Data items

***

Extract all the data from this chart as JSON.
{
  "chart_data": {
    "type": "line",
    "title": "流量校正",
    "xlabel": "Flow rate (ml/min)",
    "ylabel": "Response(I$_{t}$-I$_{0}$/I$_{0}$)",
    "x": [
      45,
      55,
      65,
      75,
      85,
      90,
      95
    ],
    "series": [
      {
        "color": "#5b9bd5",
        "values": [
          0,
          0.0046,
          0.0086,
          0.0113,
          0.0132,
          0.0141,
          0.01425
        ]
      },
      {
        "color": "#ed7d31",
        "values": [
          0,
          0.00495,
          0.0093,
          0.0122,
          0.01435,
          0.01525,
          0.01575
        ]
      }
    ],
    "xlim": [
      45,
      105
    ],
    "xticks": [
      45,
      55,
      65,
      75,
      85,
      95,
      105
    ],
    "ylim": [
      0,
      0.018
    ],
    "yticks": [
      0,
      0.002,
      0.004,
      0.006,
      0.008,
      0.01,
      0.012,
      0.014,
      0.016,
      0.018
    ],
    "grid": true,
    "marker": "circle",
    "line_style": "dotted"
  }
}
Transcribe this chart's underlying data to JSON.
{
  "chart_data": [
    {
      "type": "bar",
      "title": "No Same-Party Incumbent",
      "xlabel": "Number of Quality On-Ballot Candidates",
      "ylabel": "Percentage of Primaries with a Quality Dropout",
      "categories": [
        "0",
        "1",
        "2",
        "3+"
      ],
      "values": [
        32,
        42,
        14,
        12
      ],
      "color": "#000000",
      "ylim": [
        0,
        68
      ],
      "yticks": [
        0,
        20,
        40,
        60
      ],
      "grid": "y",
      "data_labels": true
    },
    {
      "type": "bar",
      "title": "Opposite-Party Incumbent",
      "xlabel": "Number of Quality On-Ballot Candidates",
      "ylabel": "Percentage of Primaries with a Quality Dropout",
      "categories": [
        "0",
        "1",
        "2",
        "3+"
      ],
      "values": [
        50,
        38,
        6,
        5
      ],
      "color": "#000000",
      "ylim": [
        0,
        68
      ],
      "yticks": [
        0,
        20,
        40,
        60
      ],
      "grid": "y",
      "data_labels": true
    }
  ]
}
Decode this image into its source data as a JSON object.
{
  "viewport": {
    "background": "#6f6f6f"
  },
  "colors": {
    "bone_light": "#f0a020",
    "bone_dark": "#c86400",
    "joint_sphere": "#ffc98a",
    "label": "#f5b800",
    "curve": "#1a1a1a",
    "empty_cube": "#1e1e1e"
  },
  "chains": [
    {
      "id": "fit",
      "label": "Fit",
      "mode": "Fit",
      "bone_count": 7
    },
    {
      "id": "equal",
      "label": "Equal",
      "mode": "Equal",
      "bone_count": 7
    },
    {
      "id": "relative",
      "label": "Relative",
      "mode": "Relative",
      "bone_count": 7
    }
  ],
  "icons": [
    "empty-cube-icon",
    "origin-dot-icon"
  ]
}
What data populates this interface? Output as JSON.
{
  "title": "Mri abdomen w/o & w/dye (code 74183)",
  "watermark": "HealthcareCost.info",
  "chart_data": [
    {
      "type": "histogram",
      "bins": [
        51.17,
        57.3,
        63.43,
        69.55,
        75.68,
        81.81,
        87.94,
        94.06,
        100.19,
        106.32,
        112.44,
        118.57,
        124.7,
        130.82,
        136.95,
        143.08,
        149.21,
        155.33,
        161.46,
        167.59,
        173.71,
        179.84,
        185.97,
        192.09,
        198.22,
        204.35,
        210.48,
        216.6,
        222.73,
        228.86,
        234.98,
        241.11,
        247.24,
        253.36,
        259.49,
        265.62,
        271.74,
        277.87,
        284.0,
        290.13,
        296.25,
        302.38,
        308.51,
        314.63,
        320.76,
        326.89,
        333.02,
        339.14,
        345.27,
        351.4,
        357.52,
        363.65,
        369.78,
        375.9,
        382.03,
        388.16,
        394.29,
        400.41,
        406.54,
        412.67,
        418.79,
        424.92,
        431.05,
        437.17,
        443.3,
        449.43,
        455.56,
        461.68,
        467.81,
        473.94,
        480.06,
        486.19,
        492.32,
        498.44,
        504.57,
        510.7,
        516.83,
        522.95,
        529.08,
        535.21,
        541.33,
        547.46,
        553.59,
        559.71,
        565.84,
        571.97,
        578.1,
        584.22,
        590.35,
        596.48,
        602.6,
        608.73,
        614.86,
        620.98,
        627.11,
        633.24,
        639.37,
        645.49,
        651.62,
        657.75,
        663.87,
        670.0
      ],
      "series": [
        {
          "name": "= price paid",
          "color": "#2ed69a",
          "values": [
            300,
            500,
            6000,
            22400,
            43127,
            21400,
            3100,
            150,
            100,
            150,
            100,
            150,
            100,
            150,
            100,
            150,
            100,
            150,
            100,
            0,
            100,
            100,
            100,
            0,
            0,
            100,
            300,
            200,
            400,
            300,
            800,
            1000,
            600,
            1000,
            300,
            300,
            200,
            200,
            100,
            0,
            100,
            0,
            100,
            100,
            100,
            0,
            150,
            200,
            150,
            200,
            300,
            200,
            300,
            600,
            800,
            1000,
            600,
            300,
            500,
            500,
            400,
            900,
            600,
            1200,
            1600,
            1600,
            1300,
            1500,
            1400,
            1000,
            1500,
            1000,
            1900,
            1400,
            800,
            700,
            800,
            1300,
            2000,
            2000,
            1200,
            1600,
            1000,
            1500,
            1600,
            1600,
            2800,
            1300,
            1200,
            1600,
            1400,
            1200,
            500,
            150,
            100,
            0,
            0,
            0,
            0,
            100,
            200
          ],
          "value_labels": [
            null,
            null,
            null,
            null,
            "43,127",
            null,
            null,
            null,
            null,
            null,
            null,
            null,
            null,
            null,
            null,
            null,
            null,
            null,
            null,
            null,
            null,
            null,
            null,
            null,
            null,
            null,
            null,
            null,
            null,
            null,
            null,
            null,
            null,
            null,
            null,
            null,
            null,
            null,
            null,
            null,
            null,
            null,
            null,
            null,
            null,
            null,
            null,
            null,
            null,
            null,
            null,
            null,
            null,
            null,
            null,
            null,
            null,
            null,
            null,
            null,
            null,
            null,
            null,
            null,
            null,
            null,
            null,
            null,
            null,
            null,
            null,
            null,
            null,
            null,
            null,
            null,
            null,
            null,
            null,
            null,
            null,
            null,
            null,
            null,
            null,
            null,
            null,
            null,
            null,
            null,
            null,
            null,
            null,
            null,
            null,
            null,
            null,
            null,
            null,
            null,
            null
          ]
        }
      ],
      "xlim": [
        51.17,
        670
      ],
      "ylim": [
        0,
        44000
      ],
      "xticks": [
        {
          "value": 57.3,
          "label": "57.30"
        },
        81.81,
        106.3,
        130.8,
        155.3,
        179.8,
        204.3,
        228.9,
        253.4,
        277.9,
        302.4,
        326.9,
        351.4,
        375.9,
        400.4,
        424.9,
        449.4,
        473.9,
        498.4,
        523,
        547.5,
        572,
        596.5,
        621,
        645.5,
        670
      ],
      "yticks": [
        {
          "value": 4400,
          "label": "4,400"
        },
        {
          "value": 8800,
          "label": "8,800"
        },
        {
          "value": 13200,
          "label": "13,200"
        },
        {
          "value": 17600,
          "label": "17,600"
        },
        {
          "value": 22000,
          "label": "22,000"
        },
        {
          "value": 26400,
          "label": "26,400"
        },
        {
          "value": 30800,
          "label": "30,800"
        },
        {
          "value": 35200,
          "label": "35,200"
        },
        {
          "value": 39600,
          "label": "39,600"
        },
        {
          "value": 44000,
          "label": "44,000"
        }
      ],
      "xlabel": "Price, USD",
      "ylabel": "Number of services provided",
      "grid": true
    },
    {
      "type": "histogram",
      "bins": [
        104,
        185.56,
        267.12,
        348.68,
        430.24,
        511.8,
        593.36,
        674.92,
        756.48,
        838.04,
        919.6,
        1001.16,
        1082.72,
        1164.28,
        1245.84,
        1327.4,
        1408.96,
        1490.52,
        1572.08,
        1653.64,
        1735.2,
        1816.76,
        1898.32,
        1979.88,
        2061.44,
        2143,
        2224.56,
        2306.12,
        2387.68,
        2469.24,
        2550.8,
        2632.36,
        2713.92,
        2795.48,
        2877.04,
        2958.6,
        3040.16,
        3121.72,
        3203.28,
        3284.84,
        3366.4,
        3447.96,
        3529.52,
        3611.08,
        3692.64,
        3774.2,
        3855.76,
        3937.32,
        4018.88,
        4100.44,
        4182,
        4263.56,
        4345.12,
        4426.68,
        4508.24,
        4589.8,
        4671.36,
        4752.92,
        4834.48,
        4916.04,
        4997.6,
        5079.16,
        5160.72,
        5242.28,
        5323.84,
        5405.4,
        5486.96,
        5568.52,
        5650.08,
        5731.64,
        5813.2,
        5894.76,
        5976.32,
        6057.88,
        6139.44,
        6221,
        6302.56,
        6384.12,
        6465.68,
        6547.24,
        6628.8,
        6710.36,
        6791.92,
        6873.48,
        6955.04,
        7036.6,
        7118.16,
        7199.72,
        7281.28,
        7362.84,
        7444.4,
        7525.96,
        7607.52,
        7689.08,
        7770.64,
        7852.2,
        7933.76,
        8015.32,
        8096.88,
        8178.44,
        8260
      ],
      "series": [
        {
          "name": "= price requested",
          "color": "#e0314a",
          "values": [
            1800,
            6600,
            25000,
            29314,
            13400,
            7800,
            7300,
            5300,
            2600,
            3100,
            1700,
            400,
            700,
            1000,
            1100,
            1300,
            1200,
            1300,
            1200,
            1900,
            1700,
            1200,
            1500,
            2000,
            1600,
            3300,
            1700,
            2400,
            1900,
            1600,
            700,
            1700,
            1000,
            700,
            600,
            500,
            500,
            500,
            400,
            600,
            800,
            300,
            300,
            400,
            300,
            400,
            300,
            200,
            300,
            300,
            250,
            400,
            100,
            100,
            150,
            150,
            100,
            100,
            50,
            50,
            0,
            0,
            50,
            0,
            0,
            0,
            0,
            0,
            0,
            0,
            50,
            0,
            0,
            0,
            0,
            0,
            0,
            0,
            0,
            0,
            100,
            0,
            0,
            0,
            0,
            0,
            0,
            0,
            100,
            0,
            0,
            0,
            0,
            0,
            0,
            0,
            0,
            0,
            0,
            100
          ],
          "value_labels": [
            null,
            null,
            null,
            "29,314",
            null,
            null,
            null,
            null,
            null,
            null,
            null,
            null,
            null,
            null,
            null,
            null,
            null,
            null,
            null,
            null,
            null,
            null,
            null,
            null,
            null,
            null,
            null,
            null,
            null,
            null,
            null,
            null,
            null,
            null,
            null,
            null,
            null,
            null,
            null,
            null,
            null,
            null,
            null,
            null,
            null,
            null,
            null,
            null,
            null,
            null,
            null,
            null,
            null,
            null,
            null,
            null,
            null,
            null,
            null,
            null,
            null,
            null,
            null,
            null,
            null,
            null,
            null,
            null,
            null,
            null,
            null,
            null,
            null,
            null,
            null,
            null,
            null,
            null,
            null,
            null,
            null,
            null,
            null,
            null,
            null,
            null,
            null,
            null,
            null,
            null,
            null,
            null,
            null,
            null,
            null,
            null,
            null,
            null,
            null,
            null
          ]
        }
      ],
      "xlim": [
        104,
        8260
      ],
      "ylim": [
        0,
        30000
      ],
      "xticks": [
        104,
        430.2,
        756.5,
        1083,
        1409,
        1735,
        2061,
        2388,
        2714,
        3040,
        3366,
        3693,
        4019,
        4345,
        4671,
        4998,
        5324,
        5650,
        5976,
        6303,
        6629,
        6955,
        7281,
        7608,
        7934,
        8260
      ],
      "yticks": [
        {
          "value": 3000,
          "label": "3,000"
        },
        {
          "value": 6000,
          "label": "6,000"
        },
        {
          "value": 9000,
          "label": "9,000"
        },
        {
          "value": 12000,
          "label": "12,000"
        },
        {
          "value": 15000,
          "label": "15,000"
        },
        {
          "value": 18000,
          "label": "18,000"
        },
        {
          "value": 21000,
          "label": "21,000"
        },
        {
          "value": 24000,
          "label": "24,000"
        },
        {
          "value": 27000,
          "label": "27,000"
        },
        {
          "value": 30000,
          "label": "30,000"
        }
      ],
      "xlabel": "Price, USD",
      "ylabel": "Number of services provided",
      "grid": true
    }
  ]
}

***

Description of the task -> Count the lines above that contain the word "JSON", and give only that number.

Finished answer -> 4